• **Required work**
Each line of the material below that holds the word "Zasady" needs to be copied.

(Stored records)
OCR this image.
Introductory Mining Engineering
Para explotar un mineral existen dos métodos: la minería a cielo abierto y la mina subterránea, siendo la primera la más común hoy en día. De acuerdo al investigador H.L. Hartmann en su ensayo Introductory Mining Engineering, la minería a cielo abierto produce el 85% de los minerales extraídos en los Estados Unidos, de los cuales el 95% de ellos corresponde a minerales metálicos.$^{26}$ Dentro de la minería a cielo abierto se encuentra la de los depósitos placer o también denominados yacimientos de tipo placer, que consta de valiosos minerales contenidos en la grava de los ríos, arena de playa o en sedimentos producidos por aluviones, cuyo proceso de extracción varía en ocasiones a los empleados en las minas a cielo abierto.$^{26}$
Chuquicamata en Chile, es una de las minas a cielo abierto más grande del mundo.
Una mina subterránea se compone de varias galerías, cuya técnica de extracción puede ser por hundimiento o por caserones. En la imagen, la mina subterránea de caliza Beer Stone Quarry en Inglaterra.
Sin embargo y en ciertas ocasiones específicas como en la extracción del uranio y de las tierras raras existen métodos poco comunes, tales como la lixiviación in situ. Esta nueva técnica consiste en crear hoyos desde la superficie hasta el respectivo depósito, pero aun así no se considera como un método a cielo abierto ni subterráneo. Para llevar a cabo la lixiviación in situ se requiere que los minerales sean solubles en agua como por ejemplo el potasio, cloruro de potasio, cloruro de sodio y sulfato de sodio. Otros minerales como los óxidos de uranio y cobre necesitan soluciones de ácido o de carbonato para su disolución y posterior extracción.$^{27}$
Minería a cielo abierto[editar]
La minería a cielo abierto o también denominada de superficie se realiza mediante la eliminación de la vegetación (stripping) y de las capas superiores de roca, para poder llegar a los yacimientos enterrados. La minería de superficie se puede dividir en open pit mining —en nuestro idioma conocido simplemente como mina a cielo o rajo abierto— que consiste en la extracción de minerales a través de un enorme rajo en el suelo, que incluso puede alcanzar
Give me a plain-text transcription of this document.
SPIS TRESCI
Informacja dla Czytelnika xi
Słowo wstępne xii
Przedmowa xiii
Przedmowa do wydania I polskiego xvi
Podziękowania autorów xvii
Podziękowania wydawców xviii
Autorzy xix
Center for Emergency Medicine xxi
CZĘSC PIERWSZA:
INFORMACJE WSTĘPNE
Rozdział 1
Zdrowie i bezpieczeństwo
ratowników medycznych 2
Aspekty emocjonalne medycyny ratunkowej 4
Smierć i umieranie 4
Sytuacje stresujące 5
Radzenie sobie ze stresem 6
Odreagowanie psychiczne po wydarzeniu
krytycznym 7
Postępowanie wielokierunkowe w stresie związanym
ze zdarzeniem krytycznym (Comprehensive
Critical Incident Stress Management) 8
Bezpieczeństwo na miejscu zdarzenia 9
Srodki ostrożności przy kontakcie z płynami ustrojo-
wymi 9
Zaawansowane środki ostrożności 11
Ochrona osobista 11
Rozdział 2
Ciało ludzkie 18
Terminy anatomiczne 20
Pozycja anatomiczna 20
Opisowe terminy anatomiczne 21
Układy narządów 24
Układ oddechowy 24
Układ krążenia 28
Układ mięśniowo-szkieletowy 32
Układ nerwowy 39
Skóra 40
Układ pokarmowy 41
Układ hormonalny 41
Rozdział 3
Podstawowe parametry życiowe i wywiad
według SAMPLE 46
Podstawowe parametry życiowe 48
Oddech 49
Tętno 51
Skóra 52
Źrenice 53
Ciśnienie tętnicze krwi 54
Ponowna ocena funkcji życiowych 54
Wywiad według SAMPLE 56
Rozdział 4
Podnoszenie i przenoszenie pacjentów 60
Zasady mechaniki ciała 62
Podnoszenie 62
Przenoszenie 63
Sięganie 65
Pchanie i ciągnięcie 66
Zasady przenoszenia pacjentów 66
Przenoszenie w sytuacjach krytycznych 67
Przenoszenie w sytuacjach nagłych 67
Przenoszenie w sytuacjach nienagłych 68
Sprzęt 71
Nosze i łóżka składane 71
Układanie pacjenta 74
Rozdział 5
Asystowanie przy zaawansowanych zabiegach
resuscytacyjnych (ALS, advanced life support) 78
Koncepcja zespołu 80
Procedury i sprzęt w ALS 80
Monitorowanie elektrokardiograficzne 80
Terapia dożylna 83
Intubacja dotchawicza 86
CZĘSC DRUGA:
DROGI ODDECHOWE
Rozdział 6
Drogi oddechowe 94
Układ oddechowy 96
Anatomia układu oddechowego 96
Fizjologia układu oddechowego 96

• **Result below**
Zasady mechaniki ciała 62
Zasady przenoszenia pacjentów 66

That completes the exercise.